EXERCISE TEXT >>
::::
To be sure, this image of the Supreme Court does not align with the one most Americans hold. The image of the court as a vanguard of liberty and justice, protecting those who are disadvantaged, oppressed or treated unjustly, stems from its own rebranding during the civil rights era. The court instrumentalized this era to recast itself as “colorblind,” strategically using race-neutral language to accommodate demands for civil, economic and racial justice while simultaneously using it as a shield to maintain racial domination. “White supremacy,” according to Nancy Heitzeg, professor of sociology at St. Catherine University, “once writ large in the law via slavery and Jim Crow segregation, was removed from its legalized pedestal with the Civil Rights Act of 1964, The Voting Rights Act of 1965 and finally, The Fair Housing Act of 1968.” Though the law became race neutral, she cautions us, the court’s institutionalized racism “remains merely transformed with its systemic foundations intact.”
::::
Stored items from a collection:
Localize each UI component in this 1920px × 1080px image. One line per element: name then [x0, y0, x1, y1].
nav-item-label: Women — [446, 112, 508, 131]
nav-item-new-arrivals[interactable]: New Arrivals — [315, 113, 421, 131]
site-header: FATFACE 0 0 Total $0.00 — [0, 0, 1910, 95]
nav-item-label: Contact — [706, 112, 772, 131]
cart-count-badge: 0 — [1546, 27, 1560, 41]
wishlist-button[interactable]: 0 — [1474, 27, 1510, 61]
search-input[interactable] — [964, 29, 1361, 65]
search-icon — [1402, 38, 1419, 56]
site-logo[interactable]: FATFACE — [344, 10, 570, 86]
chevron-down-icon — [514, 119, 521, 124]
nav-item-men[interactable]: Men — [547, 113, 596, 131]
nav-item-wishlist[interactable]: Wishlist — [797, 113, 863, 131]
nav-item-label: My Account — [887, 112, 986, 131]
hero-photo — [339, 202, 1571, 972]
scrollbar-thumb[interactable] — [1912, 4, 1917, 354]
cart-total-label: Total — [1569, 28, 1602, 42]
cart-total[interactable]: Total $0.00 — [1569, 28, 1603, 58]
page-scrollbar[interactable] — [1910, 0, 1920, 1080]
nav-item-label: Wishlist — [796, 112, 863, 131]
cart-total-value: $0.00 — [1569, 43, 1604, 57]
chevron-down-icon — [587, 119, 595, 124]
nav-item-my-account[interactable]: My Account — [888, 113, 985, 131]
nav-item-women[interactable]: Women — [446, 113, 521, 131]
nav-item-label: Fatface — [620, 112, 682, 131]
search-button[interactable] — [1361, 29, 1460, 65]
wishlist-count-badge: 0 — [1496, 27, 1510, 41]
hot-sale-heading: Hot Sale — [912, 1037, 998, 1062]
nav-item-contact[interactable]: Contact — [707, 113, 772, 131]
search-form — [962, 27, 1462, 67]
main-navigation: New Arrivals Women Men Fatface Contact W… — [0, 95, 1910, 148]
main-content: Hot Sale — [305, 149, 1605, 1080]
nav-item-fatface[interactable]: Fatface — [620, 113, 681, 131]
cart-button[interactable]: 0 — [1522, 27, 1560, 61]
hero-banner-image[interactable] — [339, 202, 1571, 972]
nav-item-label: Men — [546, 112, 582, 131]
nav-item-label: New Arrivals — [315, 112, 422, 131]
::::
REQUIRED ACTION >>
Copy out the full text on the Supreme Court's civil rights era image, word for word.

ANSWER FOR THE TASK >>
To be sure, this image of the Supreme Court does not align with the one most Americans hold. The image of the court as a vanguard of liberty and justice, protecting those who are disadvantaged, oppressed or treated unjustly, stems from its own rebranding during the civil rights era. The court instrumentalized this era to recast itself as “colorblind,” strategically using race-neutral language to accommodate demands for civil, economic and racial justice while simultaneously using it as a shield to maintain racial domination. “White supremacy,” according to Nancy Heitzeg, professor of sociology at St. Catherine University, “once writ large in the law via slavery and Jim Crow segregation, was removed from its legalized pedestal with the Civil Rights Act of 1964, The Voting Rights Act of 1965 and finally, The Fair Housing Act of 1968.” Though the law became race neutral, she cautions us, the court’s institutionalized racism “remains merely transformed with its systemic foundations intact.”